### What is being asked
Check each line of the listing below for the string "ylabel", and copy the ones that have it.
*** Recorded information
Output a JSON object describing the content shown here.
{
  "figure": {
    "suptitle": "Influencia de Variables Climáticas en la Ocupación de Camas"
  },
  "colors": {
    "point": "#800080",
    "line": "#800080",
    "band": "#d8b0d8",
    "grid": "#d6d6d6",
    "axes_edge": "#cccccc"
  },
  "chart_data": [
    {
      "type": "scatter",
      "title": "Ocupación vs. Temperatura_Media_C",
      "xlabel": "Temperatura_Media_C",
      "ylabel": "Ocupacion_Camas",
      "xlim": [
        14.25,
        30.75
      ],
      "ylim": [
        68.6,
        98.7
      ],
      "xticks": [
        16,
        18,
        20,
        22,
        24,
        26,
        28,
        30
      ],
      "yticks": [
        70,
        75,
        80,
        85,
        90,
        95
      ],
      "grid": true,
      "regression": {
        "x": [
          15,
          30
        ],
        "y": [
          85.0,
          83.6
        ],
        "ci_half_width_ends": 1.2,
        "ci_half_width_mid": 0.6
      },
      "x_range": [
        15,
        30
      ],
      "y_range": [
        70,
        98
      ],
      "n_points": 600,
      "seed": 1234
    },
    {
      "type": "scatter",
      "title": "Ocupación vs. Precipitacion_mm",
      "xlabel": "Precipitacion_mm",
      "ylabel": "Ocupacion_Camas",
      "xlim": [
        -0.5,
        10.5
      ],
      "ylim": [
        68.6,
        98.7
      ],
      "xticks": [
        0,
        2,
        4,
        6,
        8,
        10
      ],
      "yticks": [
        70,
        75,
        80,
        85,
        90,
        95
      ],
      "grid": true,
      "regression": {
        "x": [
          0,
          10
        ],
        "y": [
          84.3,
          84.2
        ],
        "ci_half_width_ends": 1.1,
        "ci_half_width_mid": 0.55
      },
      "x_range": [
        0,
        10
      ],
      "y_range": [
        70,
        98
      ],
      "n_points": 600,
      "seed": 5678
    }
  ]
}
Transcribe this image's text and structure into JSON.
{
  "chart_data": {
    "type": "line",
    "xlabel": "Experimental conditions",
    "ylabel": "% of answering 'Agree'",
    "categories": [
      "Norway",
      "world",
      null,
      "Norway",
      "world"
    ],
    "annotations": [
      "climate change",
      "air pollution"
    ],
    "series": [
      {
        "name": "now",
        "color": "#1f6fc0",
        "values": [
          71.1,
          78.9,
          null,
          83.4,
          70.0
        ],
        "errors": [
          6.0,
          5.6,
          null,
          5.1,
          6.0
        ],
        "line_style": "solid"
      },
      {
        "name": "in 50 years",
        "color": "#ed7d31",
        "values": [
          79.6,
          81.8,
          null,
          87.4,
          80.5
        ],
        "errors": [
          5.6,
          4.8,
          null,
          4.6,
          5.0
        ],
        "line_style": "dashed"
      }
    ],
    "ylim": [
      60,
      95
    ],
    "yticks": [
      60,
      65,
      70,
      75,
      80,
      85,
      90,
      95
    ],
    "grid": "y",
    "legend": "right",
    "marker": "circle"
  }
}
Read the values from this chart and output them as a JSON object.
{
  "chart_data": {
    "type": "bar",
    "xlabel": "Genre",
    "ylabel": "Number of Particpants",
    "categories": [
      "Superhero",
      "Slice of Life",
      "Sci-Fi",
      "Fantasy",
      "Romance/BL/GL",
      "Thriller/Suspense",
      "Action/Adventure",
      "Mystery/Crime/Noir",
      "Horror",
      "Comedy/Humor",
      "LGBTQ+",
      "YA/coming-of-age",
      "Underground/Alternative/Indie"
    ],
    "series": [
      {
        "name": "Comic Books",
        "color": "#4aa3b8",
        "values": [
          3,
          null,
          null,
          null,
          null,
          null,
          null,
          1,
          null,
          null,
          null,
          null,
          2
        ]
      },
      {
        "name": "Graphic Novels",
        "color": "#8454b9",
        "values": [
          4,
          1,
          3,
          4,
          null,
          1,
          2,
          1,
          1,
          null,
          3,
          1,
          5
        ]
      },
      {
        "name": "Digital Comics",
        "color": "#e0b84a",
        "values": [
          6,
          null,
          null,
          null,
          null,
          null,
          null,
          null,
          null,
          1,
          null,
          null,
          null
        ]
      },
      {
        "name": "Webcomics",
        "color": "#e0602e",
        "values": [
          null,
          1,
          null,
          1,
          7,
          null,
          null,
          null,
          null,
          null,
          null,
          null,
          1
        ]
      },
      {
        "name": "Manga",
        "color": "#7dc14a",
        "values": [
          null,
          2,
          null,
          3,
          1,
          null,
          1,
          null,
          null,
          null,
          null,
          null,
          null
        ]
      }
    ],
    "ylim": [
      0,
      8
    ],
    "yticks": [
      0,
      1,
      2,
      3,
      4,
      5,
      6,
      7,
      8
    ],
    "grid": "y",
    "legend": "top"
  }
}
******
### Exercise output
      "ylabel": "Ocupacion_Camas",
      "ylabel": "Ocupacion_Camas",
    "ylabel": "% of answering 'Agree'",
    "ylabel": "Number of Particpants",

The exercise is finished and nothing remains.